PROBLEM DETAILS = Collect from the data below each line with "this".

RECORDS =
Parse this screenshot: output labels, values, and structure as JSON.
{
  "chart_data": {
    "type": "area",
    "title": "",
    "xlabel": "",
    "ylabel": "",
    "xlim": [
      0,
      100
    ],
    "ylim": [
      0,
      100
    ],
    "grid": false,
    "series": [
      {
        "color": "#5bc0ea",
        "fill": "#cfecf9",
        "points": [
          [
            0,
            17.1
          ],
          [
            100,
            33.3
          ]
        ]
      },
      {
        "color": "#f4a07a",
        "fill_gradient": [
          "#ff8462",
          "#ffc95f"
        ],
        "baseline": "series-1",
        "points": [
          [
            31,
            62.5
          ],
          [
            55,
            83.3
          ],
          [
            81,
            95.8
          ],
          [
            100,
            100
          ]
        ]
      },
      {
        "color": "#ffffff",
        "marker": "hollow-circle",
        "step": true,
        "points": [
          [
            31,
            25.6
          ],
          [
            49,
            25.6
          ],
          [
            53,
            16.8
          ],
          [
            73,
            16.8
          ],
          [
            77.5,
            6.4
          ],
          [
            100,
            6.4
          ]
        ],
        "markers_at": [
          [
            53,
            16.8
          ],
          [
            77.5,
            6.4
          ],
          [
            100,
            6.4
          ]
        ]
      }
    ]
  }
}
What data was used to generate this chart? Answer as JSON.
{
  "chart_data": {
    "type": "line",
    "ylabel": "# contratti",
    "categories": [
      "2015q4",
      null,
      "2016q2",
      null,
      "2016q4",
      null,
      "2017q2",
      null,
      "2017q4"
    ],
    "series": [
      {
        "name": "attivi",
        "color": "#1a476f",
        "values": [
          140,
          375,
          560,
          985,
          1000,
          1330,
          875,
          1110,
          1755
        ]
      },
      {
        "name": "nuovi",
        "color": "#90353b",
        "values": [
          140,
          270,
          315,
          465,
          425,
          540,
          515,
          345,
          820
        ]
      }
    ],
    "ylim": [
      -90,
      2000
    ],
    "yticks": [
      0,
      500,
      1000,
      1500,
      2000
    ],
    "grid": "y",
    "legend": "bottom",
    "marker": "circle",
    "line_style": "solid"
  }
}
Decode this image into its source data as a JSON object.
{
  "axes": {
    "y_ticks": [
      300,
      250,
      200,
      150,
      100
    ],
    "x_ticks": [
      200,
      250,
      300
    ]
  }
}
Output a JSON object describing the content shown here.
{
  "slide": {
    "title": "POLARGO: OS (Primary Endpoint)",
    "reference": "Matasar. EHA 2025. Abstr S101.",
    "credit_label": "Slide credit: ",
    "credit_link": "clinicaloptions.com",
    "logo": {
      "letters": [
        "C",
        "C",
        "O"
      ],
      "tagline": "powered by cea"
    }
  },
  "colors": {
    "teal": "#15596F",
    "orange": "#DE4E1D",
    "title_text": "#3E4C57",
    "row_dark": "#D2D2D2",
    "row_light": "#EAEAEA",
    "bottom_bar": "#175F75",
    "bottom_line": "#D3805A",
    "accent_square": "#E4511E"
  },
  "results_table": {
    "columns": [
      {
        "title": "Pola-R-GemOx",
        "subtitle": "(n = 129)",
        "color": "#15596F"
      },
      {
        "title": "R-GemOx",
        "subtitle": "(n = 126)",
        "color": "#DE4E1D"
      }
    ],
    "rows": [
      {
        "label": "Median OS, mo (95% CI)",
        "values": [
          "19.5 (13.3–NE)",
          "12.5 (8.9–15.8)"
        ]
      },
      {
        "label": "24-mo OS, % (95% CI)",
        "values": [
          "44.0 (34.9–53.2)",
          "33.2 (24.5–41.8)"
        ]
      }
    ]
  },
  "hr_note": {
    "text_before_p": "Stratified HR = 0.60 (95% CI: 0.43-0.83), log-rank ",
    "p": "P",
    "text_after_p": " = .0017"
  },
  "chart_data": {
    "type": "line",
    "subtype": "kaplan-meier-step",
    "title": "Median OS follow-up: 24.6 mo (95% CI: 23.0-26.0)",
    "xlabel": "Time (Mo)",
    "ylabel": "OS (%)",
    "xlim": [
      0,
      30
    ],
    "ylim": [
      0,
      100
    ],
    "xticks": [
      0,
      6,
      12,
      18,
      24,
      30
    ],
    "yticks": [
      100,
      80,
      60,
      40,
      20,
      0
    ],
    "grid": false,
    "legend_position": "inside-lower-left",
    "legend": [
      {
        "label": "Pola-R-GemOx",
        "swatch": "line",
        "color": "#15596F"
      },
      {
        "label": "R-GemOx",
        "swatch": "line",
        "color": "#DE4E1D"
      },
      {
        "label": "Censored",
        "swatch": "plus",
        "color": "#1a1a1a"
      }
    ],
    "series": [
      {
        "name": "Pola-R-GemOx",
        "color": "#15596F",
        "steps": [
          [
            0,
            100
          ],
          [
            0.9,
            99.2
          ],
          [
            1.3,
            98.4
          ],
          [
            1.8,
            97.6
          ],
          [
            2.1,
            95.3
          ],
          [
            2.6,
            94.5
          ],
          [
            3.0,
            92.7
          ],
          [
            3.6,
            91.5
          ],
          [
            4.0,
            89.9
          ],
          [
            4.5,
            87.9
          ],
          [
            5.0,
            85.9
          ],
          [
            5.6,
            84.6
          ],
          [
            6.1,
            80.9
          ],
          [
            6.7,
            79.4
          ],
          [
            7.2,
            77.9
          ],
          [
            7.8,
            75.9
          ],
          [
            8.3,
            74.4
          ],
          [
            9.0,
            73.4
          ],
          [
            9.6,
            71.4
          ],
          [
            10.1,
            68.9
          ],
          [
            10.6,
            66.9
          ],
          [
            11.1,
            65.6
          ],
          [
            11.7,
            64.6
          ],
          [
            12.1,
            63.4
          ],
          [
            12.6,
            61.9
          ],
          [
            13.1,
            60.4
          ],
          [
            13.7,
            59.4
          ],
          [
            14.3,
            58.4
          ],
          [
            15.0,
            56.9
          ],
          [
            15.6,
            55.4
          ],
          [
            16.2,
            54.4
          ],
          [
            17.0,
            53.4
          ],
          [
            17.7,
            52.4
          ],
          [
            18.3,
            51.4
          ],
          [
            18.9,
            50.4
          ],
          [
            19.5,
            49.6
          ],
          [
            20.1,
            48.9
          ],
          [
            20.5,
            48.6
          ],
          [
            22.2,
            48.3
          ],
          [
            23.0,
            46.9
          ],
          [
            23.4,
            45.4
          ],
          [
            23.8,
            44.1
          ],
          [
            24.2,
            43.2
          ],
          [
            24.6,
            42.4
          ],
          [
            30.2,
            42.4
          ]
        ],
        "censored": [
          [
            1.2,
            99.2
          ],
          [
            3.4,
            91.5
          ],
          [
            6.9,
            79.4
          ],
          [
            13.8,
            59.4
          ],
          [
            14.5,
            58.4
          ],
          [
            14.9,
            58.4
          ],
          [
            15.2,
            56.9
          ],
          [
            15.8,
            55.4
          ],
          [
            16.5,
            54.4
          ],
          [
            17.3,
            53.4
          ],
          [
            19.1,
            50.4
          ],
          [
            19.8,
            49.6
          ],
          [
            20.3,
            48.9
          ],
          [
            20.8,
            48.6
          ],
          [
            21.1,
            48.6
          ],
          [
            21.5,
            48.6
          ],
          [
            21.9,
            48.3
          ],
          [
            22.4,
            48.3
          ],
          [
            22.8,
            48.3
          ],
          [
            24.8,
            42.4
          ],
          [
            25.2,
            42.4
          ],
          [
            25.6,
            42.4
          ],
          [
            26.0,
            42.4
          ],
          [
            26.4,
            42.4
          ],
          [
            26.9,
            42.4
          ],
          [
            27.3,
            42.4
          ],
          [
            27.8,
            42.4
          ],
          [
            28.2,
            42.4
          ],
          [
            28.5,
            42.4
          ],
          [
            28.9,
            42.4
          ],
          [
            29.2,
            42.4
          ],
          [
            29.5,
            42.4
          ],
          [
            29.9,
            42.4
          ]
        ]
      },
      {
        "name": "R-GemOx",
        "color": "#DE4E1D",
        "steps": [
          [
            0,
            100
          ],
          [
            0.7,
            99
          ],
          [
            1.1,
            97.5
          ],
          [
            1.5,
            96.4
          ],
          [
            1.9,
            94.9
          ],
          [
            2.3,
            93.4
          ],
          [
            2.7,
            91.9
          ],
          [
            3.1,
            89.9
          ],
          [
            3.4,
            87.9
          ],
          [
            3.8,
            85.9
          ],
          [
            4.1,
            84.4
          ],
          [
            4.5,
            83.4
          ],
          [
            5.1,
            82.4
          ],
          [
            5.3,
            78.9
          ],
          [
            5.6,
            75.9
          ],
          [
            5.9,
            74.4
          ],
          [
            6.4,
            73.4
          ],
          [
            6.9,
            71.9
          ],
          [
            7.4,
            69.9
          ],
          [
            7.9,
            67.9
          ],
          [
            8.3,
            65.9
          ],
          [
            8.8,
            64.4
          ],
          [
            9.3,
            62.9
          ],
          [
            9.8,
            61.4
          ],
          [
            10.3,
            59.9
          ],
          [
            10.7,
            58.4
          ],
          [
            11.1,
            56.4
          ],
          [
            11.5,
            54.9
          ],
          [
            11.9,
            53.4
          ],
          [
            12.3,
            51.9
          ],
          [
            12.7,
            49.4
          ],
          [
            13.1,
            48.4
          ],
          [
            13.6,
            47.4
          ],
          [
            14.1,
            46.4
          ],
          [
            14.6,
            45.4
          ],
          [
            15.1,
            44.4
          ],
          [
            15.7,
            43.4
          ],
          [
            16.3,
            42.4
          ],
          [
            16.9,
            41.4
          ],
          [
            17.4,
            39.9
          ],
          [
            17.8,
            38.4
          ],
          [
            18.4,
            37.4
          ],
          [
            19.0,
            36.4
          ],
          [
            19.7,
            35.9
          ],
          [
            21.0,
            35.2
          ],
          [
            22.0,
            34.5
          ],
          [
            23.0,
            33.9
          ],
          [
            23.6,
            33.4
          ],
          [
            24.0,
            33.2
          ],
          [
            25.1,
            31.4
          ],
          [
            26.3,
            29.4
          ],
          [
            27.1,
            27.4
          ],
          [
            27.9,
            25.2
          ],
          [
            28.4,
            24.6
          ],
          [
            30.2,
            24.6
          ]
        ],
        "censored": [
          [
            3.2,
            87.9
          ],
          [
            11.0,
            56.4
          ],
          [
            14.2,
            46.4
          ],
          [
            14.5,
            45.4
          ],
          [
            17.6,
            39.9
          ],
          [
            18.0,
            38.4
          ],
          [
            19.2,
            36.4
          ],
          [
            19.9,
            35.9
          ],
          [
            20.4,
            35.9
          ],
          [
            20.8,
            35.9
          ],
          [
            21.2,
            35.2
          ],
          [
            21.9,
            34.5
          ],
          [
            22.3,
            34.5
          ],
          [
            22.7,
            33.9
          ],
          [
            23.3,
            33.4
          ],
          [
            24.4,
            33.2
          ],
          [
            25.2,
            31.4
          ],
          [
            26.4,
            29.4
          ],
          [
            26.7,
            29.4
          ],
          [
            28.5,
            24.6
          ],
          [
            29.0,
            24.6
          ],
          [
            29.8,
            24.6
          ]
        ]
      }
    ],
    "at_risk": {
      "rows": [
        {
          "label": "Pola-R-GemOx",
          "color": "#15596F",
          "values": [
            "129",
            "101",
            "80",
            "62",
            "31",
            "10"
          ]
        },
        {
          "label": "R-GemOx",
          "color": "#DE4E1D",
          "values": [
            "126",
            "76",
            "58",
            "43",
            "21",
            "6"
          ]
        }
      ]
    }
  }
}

RESULT OF THE EXERCISE =
Parse this screenshot: output labels, values, and structure as JSON.
What data was used to generate this chart? Answer as JSON.
Decode this image into its source data as a JSON object.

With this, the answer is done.